[Records from a data source]
============

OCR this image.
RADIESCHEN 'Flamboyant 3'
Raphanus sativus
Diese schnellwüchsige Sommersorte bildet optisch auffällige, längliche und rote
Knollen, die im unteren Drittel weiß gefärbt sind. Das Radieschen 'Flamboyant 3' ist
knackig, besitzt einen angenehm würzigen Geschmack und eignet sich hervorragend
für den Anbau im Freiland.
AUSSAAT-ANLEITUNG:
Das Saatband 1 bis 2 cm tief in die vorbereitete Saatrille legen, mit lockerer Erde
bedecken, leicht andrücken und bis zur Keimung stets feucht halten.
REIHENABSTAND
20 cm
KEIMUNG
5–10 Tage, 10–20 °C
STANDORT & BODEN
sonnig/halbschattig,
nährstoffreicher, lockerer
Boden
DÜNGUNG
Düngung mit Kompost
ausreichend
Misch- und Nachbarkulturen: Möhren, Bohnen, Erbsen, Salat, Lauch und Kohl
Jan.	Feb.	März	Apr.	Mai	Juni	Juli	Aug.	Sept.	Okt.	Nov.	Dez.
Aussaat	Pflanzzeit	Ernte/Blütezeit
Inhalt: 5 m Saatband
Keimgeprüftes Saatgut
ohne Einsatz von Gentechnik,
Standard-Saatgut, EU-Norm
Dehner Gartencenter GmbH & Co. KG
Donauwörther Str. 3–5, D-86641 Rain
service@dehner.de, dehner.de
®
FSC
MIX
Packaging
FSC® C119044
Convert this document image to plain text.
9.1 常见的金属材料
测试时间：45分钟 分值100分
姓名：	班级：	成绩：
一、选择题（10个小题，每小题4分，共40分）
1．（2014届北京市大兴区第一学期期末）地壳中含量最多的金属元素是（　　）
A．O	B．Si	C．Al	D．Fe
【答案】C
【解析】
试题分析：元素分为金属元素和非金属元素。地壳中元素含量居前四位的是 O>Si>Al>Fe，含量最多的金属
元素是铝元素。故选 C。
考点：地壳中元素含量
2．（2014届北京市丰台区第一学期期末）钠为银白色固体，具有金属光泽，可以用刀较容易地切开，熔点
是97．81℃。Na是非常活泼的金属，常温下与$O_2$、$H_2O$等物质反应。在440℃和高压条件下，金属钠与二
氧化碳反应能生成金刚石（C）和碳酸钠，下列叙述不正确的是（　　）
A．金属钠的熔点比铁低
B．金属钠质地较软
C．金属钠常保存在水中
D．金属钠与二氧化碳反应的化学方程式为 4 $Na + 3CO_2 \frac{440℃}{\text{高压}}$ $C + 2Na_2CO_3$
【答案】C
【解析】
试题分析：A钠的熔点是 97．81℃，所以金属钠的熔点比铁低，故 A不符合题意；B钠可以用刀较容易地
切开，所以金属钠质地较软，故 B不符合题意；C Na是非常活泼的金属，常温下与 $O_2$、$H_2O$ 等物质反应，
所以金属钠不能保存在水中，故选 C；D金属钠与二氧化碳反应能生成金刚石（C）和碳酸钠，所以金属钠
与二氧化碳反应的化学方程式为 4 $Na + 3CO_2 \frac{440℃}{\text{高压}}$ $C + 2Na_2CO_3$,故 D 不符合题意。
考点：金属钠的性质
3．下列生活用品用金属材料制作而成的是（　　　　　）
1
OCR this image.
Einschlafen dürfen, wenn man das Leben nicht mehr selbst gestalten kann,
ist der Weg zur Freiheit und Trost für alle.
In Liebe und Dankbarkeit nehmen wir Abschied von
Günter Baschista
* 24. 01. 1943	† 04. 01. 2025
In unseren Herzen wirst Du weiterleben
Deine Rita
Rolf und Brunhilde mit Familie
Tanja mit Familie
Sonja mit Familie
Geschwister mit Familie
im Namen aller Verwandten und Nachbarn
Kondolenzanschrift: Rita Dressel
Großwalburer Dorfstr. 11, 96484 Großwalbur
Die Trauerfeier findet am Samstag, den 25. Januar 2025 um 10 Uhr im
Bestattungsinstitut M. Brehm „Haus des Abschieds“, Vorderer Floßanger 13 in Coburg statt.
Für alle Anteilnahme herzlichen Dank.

============

Required work
Read through the lines above and collect those that contain the string "Saatband".

Exercise response
Das Saatband 1 bis 2 cm tief in die vorbereitete Saatrille legen, mit lockerer Erde
Inhalt: 5 m Saatband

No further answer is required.